Filter the records below down to lines containing "legjobb".
☆ ☆ ☆ ☆ ☆ ☆ ☆
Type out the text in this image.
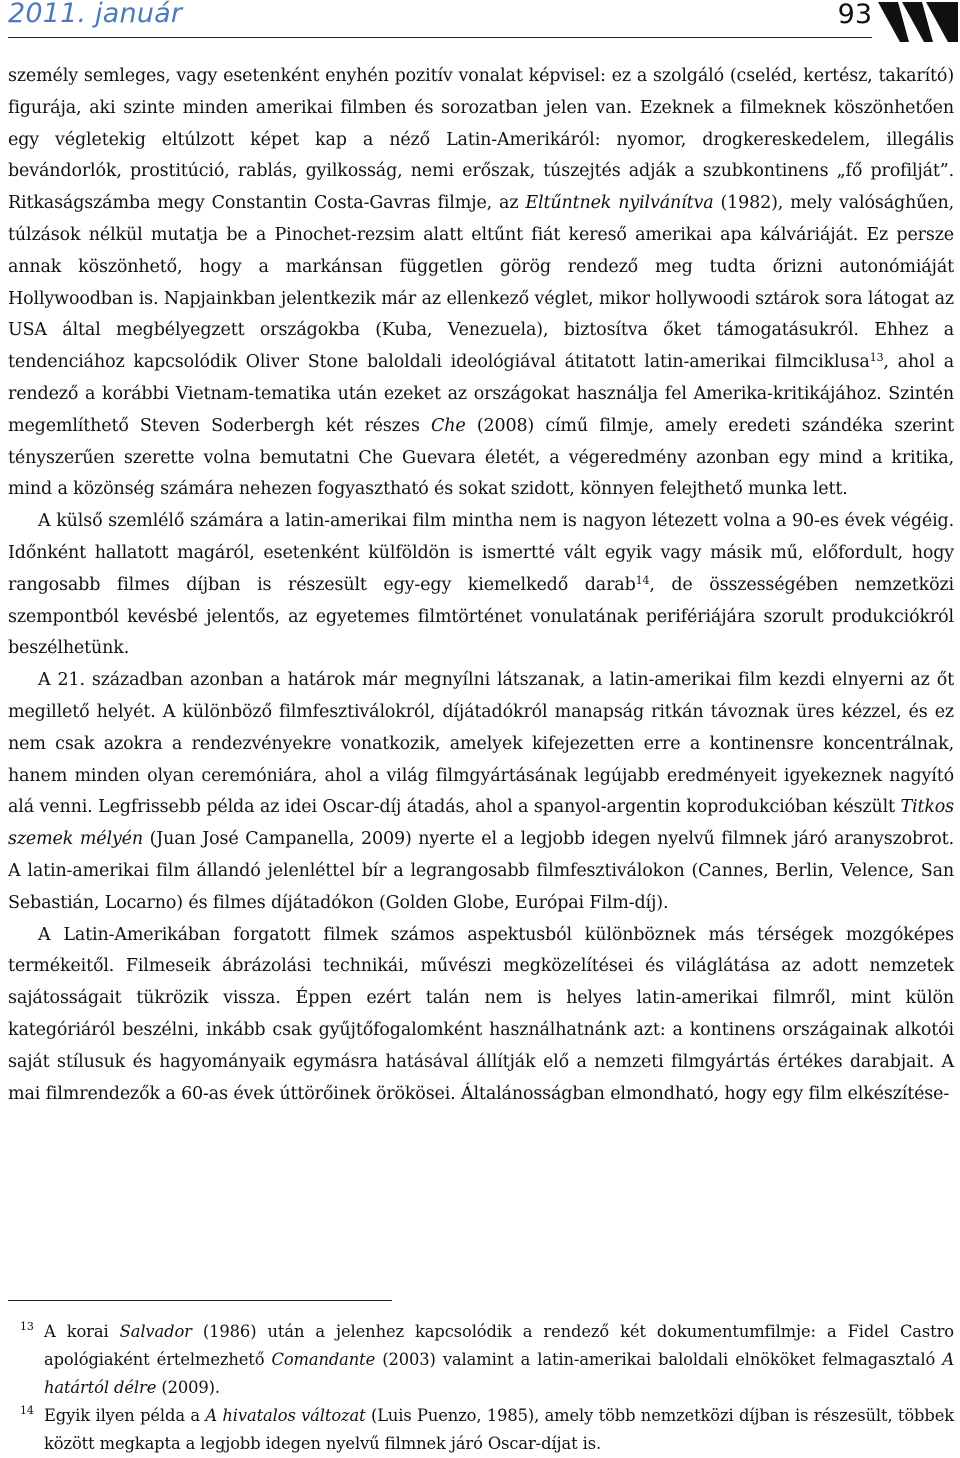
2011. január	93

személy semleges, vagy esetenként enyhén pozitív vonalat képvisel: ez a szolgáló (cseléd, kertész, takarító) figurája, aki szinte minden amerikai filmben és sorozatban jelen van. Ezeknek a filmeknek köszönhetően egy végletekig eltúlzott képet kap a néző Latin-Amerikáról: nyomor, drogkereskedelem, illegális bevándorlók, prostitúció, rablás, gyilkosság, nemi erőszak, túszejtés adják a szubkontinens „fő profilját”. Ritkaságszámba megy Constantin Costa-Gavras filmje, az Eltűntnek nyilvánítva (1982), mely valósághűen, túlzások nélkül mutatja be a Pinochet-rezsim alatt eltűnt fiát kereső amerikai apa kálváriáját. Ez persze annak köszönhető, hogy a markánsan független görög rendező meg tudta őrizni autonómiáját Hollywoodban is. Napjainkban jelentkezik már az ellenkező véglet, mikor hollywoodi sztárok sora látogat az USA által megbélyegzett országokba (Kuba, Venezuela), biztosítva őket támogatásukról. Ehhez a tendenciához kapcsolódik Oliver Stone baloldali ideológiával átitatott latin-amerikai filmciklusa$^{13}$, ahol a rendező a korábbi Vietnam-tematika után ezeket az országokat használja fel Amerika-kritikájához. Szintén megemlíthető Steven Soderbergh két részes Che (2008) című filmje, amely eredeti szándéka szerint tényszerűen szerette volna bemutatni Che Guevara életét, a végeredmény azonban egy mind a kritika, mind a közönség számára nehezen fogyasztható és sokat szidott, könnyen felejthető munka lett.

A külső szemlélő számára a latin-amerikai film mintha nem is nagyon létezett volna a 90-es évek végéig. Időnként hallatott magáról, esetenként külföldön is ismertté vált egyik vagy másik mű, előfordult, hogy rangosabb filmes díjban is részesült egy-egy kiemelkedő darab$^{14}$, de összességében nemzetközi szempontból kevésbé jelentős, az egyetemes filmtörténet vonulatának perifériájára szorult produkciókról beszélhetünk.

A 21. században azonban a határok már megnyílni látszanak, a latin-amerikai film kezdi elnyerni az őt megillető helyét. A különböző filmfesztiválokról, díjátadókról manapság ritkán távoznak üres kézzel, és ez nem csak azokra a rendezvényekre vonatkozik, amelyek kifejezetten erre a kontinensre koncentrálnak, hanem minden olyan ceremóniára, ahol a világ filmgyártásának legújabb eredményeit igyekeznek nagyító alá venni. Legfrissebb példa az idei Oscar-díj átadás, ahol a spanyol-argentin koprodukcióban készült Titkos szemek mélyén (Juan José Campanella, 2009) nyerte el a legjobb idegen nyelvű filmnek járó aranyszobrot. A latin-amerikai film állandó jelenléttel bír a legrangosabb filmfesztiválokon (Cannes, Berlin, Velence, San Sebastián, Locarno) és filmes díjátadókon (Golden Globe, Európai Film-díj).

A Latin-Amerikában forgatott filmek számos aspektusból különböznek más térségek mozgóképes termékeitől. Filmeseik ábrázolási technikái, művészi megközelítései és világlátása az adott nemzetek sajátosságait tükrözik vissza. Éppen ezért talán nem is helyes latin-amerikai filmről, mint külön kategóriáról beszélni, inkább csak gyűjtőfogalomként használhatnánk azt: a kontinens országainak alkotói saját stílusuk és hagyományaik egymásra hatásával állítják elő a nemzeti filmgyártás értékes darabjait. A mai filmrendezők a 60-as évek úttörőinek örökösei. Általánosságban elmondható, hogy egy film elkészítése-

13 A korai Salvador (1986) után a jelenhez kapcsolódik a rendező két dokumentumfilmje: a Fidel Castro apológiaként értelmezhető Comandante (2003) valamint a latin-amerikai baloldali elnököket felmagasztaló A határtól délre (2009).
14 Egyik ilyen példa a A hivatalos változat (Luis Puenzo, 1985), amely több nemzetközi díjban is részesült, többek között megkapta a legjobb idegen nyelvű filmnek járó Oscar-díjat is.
☆ ☆ ☆ ☆ ☆ ☆ ☆
** Result of the task **
A 21. században azonban a határok már megnyílni látszanak, a latin-amerikai film kezdi elnyerni az őt megillető helyét. A különböző filmfesztiválokról, díjátadókról manapság ritkán távoznak üres kézzel, és ez nem csak azokra a rendezvényekre vonatkozik, amelyek kifejezetten erre a kontinensre koncentrálnak, hanem minden olyan ceremóniára, ahol a világ filmgyártásának legújabb eredményeit igyekeznek nagyító alá venni. Legfrissebb példa az idei Oscar-díj átadás, ahol a spanyol-argentin koprodukcióban készült Titkos szemek mélyén (Juan José Campanella, 2009) nyerte el a legjobb idegen nyelvű filmnek járó aranyszobrot. A latin-amerikai film állandó jelenléttel bír a legrangosabb filmfesztiválokon (Cannes, Berlin, Velence, San Sebastián, Locarno) és filmes díjátadókon (Golden Globe, Európai Film-díj).
14 Egyik ilyen példa a A hivatalos változat (Luis Puenzo, 1985), amely több nemzetközi díjban is részesült, többek között megkapta a legjobb idegen nyelvű filmnek járó Oscar-díjat is.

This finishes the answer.